begin
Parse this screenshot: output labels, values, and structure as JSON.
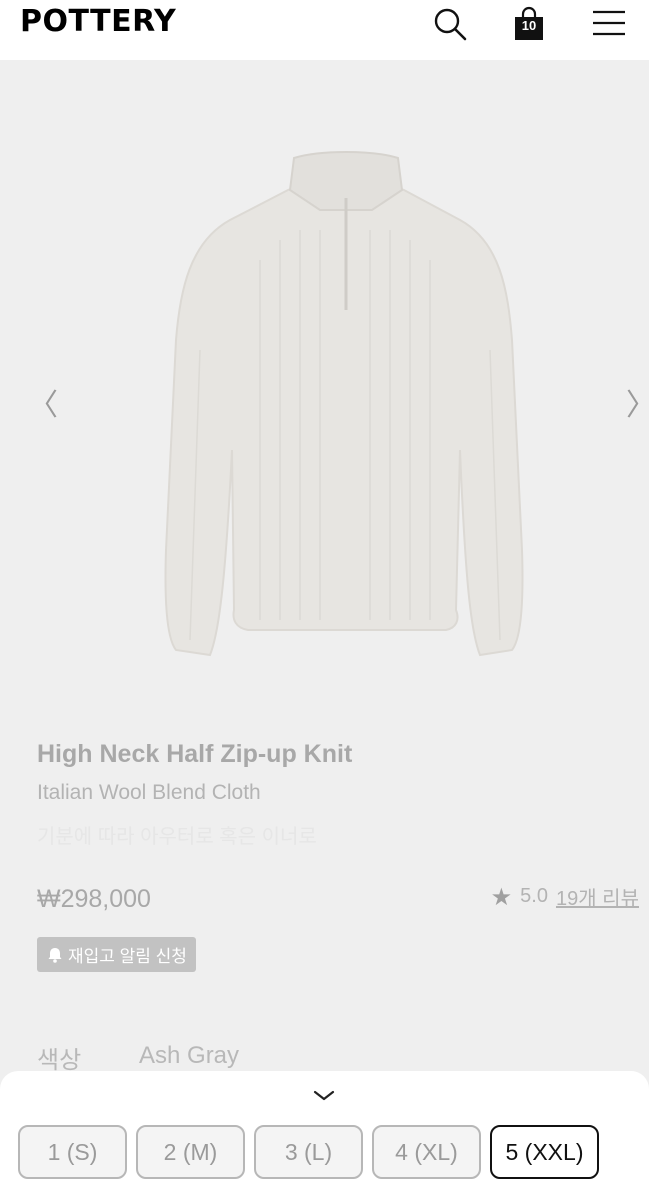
{
  "header": {
    "logo": "POTTERY",
    "cart_count": "10"
  },
  "product": {
    "image_icon": "sweater-image",
    "prev_arrow": "〈",
    "next_arrow": "〉",
    "name": "High Neck Half Zip-up Knit",
    "material": "Italian Wool Blend Cloth",
    "description": "기분에 따라 아우터로 혹은 이너로",
    "price": "₩298,000",
    "rating": "5.0",
    "reviews": "19개 리뷰",
    "restock_label": "재입고 알림 신청"
  },
  "option": {
    "label": "색상",
    "value": "Ash Gray"
  },
  "sheet": {
    "sizes": [
      {
        "label": "1 (S)"
      },
      {
        "label": "2 (M)"
      },
      {
        "label": "3 (L)"
      },
      {
        "label": "4 (XL)"
      },
      {
        "label": "5 (XXL)"
      }
    ],
    "selected_size": "5 (XXL)"
  },
  "colors": {
    "overlay": "#efefef",
    "active_border": "#111111"
  }
}
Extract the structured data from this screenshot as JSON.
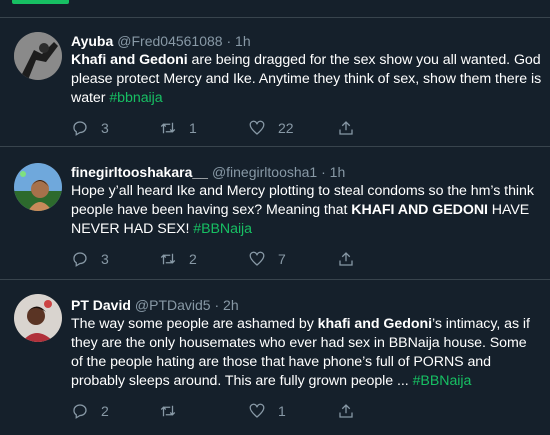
end
WHAT TO PRODUCE: Repeat the material above word for word, please, apart from its images.

FINISHED EXERCISE:
Parse this screenshot: output labels, values, and structure as JSON.
{
  "header": {
    "logo": "POTTERY",
    "cart_count": "10"
  },
  "product": {
    "image_icon": "sweater-image",
    "prev_arrow": "〈",
    "next_arrow": "〉",
    "name": "High Neck Half Zip-up Knit",
    "material": "Italian Wool Blend Cloth",
    "description": "기분에 따라 아우터로 혹은 이너로",
    "price": "₩298,000",
    "rating": "5.0",
    "reviews": "19개 리뷰",
    "restock_label": "재입고 알림 신청"
  },
  "option": {
    "label": "색상",
    "value": "Ash Gray"
  },
  "sheet": {
    "sizes": [
      {
        "label": "1 (S)"
      },
      {
        "label": "2 (M)"
      },
      {
        "label": "3 (L)"
      },
      {
        "label": "4 (XL)"
      },
      {
        "label": "5 (XXL)"
      }
    ],
    "selected_size": "5 (XXL)"
  },
  "colors": {
    "overlay": "#efefef",
    "active_border": "#111111"
  }
}
Extract the structured data from this screenshot as JSON.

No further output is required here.